● **WHAT THE TASK ASKS**
Scan the material and copy every line in which "angl" appears.

● **ENTRIES SHOWN**
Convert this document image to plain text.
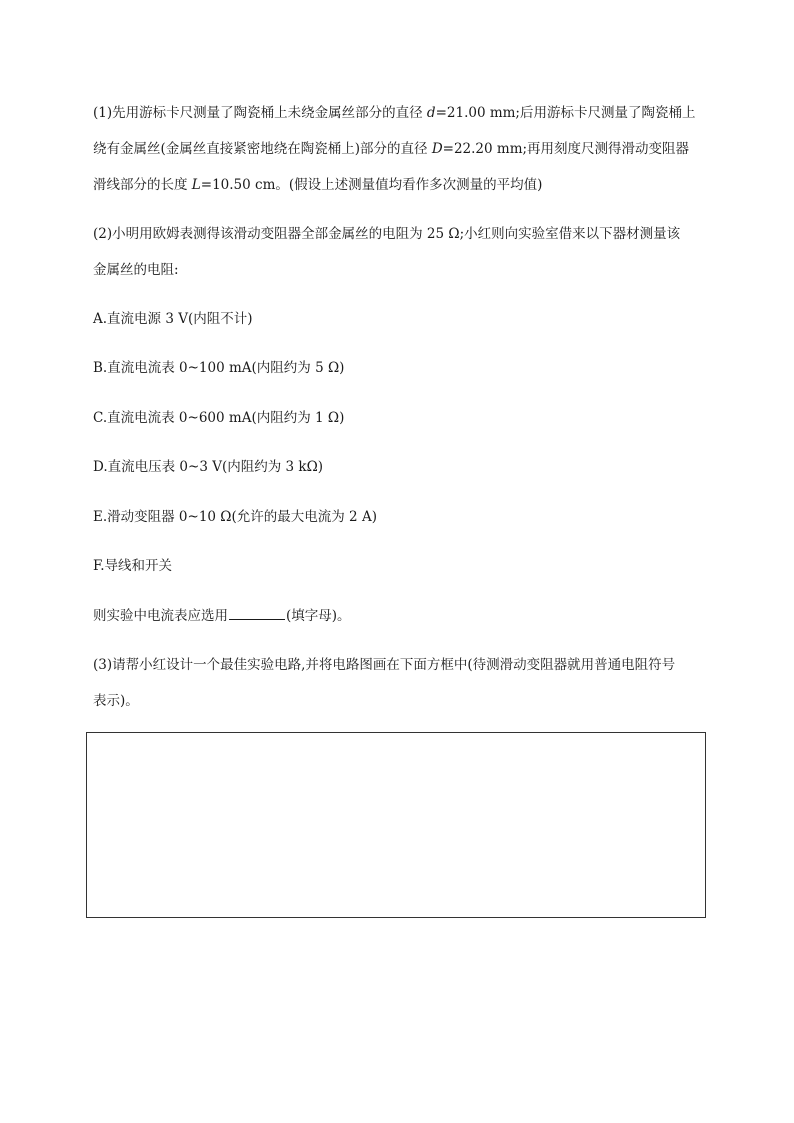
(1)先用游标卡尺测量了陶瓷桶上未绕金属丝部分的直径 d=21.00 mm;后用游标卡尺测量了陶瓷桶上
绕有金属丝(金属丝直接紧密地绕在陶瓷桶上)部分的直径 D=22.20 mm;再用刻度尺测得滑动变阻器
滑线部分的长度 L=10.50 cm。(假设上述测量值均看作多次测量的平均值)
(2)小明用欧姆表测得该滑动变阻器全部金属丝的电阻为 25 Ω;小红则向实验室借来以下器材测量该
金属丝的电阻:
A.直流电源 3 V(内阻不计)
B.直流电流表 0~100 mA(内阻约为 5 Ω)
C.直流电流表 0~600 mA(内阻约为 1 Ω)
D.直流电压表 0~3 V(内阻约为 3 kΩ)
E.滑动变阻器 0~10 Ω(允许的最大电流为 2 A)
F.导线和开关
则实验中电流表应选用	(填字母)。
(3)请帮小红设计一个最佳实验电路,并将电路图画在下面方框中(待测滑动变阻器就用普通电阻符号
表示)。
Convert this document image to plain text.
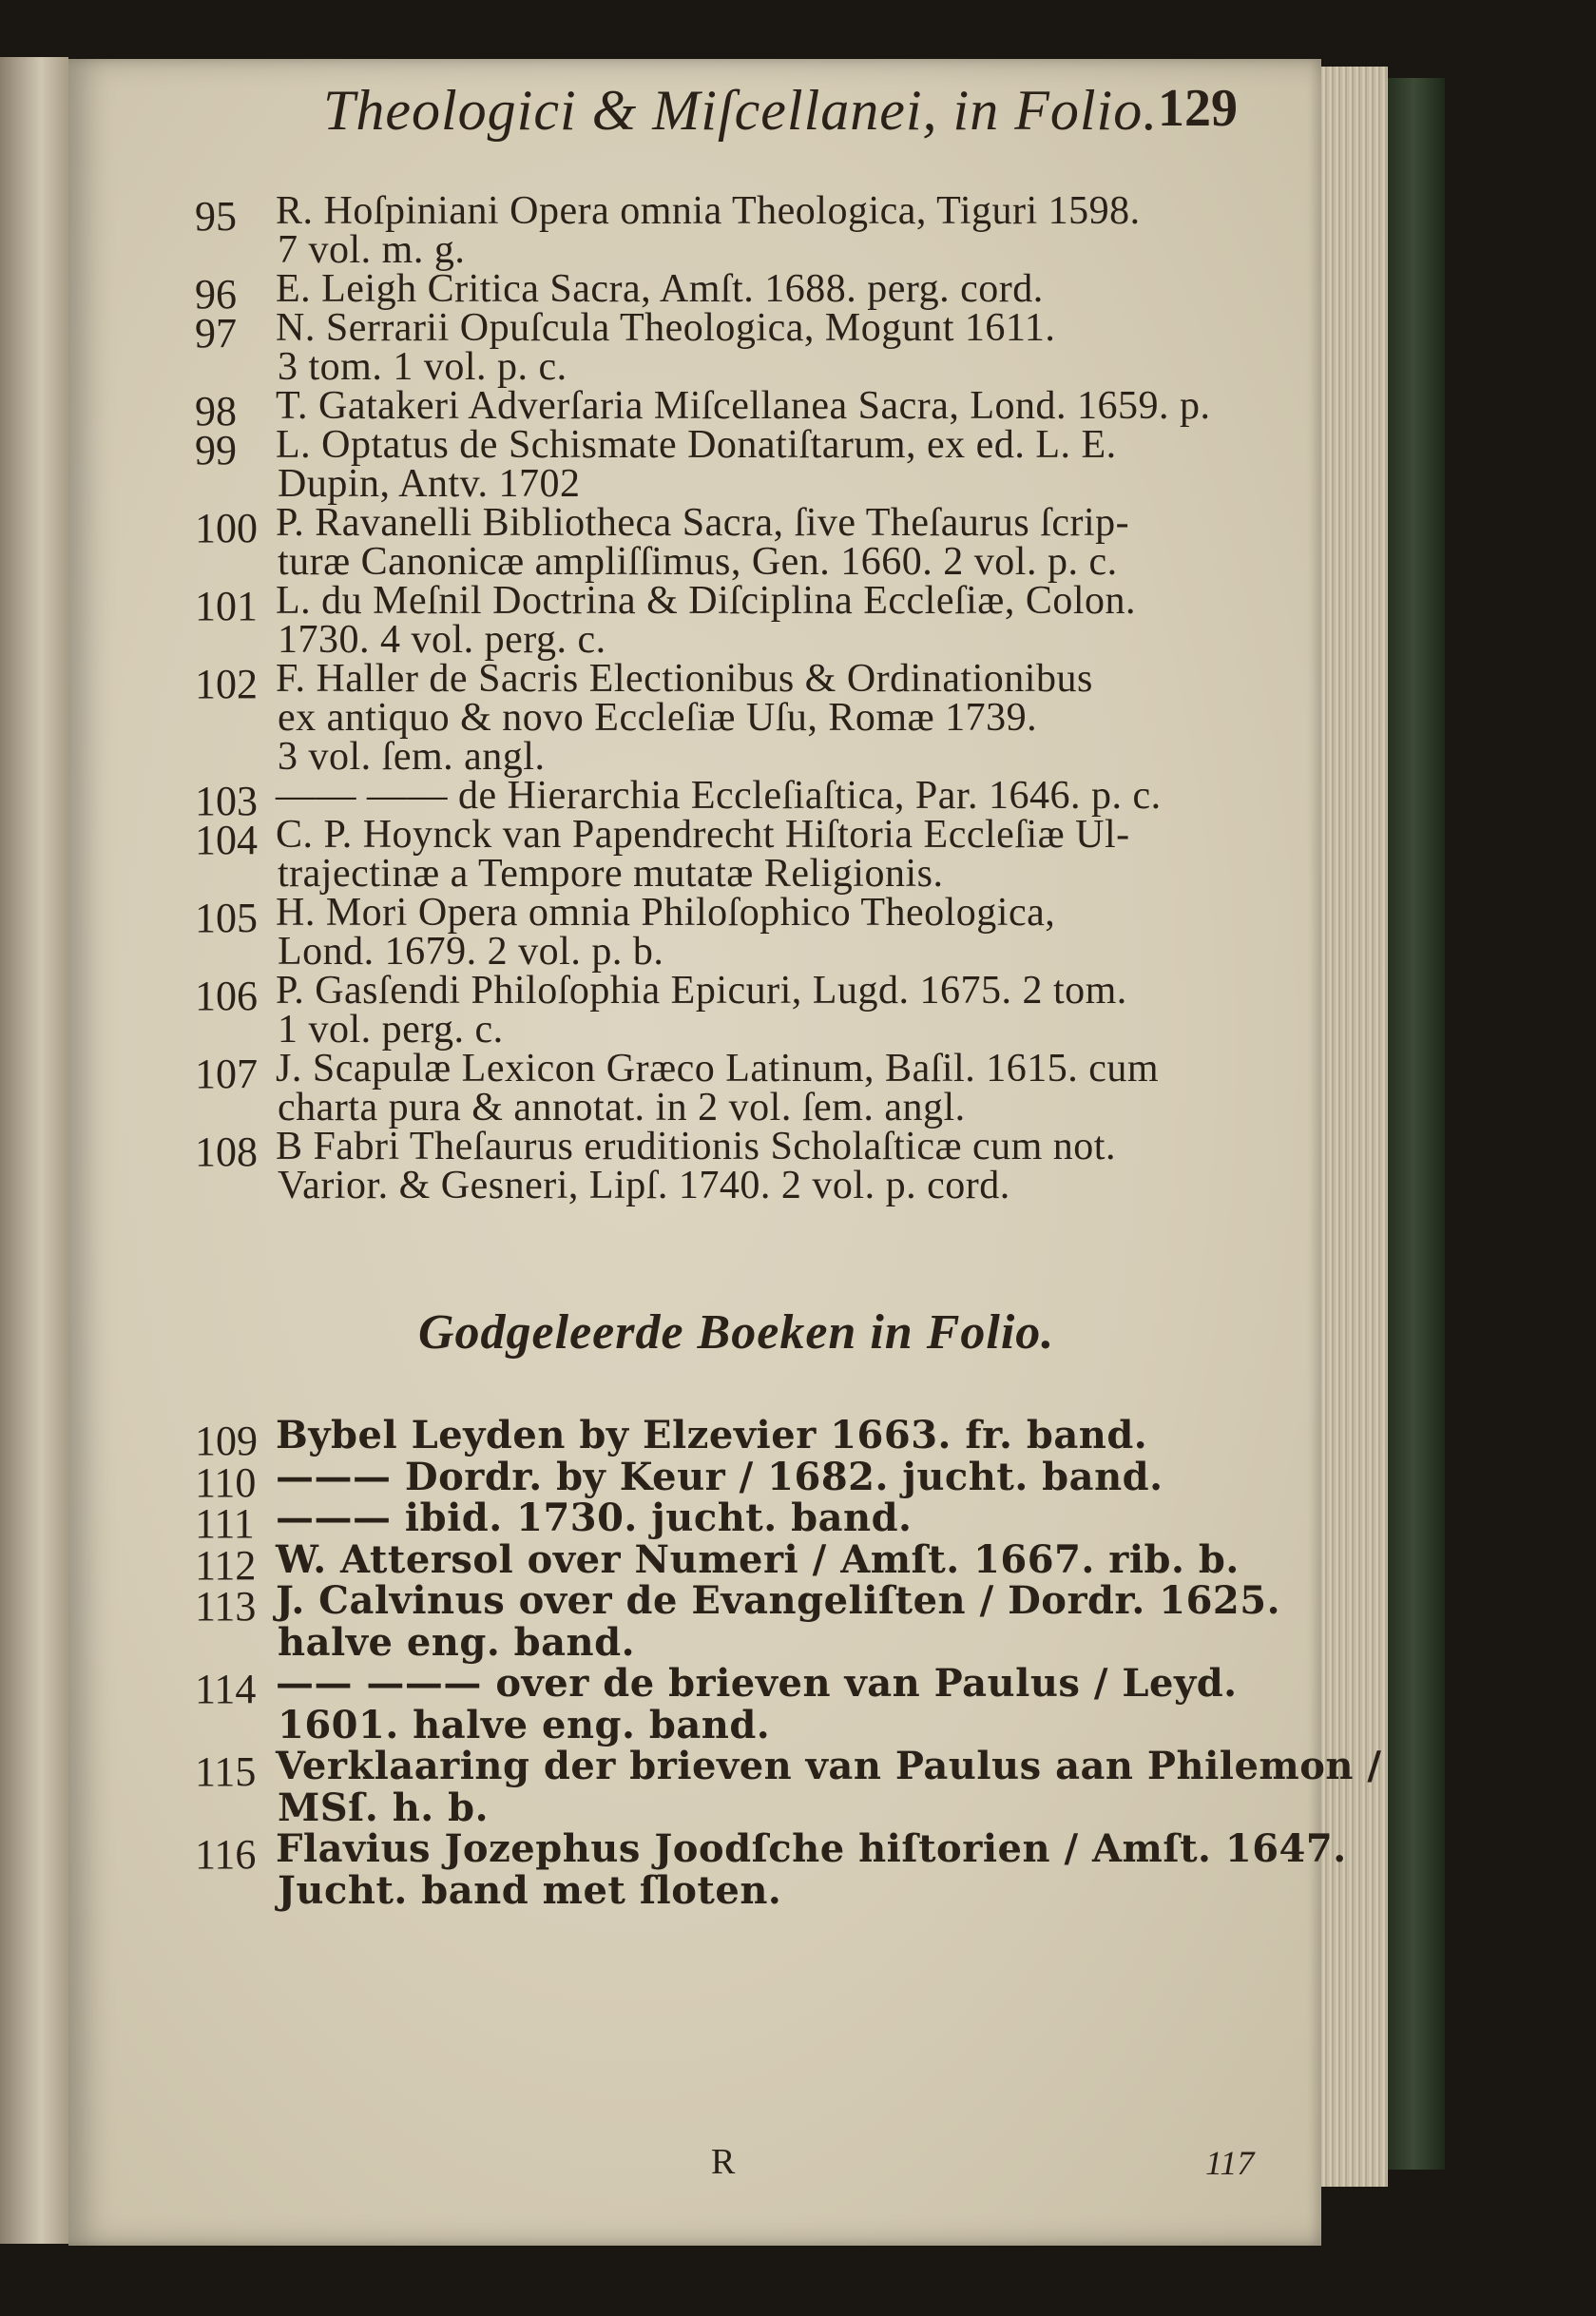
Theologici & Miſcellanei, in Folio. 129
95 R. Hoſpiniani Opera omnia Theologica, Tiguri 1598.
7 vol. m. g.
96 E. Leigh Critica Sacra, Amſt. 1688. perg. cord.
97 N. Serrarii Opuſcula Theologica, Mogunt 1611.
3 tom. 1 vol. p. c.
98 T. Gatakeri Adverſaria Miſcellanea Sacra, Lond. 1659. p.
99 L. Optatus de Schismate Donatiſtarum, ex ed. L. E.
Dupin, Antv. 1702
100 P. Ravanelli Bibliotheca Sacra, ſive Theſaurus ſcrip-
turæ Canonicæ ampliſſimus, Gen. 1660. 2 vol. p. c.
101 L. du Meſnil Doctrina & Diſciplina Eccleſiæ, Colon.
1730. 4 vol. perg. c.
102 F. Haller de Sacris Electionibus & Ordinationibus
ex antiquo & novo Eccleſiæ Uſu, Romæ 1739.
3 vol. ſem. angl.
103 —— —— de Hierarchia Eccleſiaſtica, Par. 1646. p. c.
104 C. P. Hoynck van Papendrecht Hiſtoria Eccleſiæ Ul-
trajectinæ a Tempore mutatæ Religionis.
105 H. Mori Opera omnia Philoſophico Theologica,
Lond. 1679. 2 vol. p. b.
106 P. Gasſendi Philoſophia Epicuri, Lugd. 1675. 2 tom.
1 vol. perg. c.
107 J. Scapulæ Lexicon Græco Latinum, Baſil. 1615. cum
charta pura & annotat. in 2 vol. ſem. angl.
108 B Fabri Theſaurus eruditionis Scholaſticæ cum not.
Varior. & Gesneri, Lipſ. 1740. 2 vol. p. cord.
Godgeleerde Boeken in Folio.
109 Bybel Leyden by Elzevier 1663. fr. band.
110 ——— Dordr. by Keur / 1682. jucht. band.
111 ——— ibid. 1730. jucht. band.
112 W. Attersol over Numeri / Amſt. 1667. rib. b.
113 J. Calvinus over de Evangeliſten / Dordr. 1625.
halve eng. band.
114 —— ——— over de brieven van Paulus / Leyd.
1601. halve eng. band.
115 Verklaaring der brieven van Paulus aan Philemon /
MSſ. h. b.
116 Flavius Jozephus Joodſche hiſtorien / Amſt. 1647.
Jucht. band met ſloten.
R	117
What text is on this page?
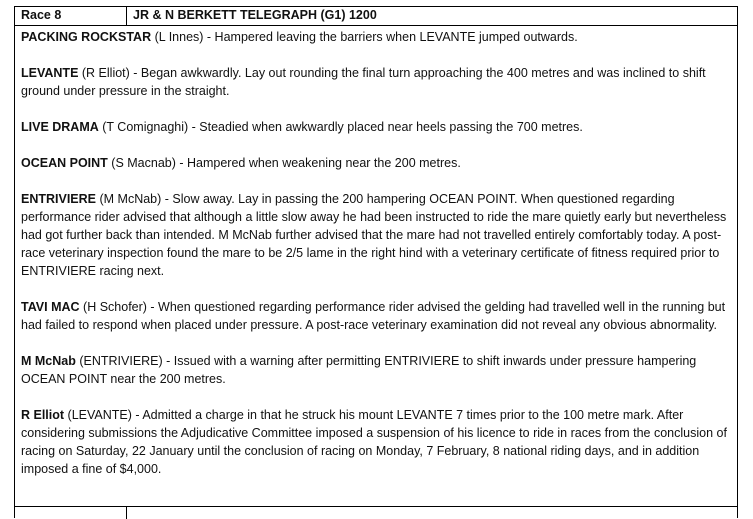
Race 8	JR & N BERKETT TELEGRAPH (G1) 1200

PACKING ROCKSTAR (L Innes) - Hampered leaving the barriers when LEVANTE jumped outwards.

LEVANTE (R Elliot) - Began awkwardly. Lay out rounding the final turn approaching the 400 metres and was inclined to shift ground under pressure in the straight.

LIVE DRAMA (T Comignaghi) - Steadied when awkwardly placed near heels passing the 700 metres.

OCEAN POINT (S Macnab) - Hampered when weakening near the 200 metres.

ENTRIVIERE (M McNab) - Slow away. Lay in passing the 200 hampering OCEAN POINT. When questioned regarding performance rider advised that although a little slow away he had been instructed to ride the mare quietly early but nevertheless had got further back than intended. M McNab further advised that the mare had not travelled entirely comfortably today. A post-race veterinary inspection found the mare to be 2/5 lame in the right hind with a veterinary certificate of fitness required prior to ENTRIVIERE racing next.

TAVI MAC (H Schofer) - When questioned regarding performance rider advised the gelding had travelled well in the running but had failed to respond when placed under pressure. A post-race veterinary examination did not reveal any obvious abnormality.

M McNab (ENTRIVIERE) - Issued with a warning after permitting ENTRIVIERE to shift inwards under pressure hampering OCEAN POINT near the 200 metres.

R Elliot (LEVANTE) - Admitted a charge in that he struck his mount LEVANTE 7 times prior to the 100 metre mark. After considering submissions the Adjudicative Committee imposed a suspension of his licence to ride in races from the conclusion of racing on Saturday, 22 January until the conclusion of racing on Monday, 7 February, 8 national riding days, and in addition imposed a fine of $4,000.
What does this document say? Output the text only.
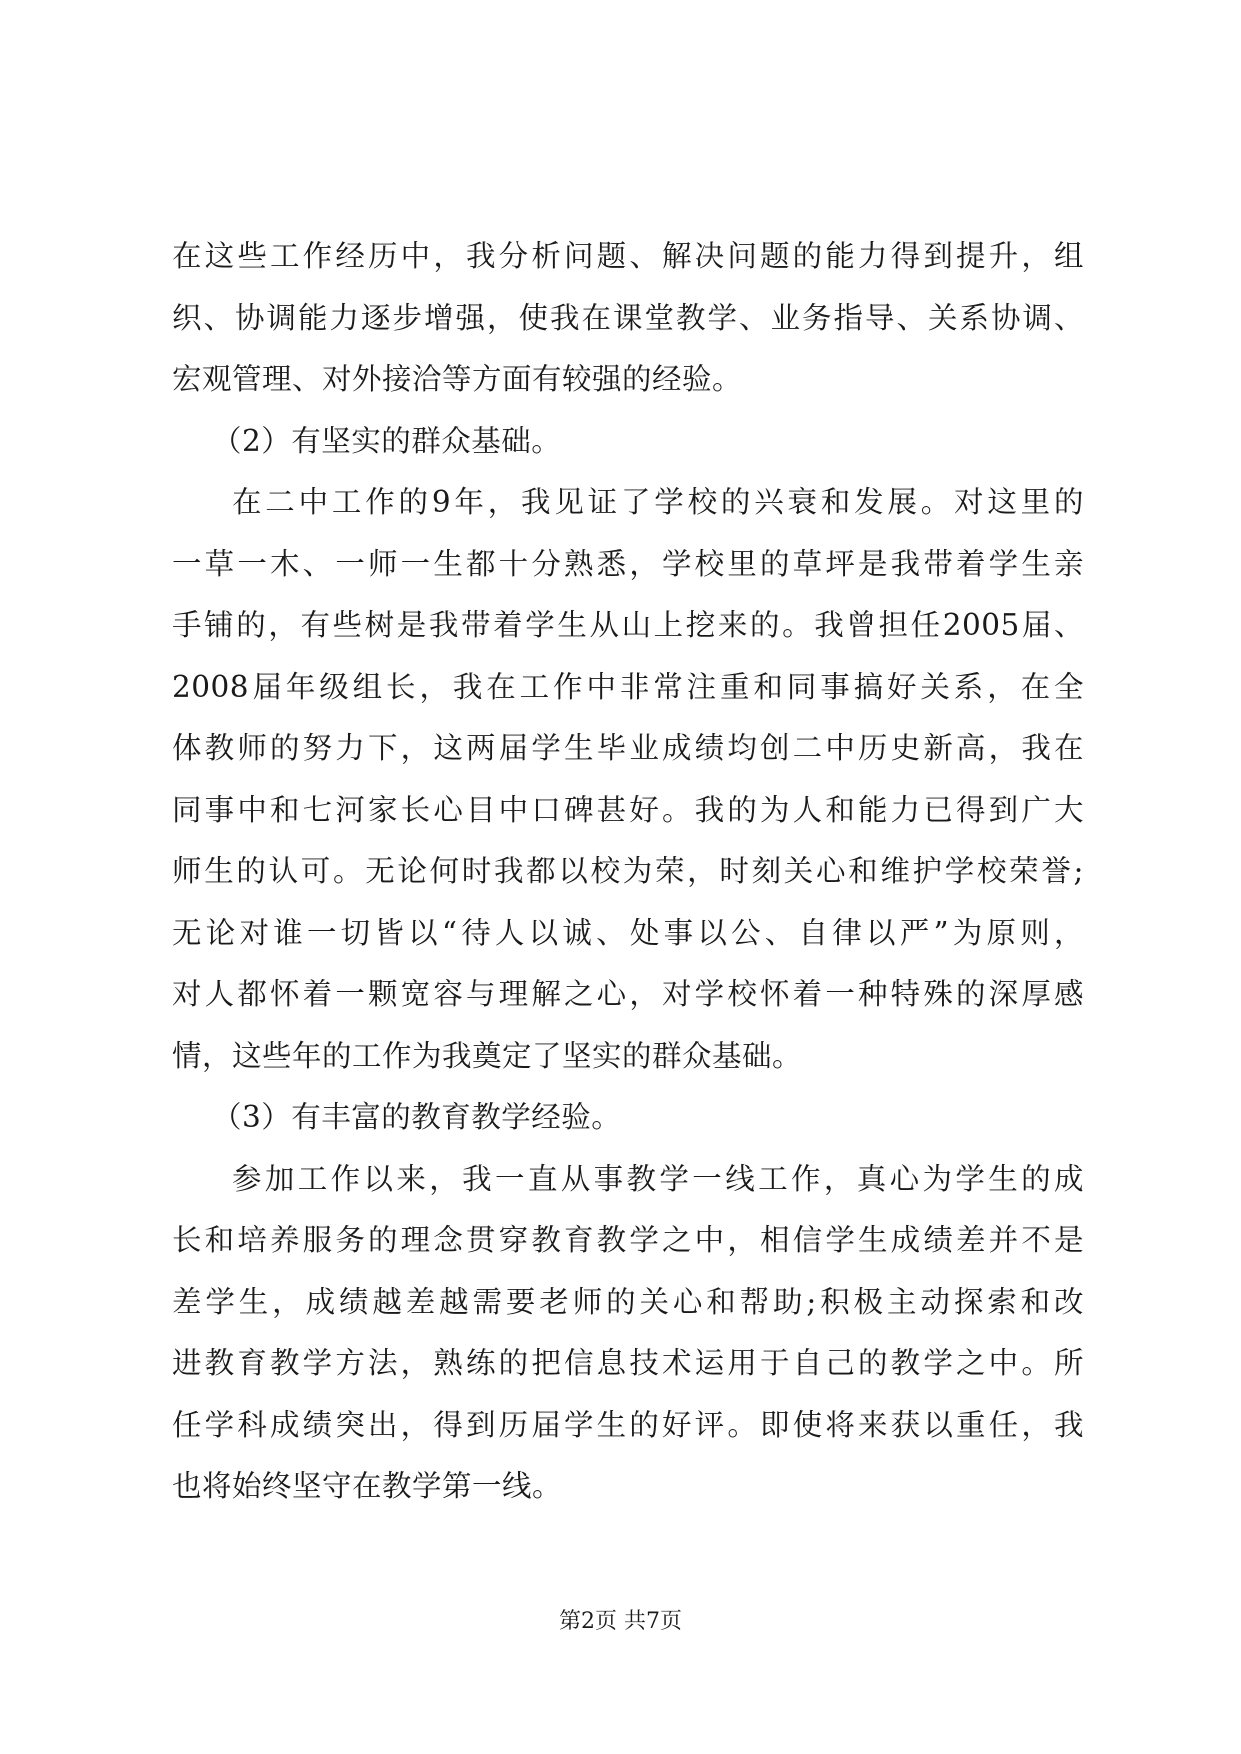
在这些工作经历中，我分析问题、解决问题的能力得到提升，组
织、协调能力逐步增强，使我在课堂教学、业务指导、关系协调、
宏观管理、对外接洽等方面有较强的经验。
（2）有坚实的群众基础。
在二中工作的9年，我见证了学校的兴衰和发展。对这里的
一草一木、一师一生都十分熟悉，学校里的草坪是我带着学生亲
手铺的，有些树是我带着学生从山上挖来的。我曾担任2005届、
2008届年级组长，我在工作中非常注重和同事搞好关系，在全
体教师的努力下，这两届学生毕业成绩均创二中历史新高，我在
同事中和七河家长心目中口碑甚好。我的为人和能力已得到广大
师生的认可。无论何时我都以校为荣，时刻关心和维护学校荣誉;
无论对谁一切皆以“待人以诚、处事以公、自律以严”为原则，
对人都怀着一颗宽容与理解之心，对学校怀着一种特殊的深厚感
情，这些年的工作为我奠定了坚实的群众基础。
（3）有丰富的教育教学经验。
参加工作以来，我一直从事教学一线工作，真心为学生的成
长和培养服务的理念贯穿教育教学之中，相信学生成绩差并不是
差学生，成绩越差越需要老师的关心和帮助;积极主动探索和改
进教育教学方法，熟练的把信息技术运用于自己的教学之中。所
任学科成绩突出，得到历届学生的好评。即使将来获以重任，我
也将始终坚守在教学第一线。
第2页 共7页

● **RESULT OF THIS EXERCISE**
3 vol. ſem. angl.
charta pura & annotat. in 2 vol. ſem. angl.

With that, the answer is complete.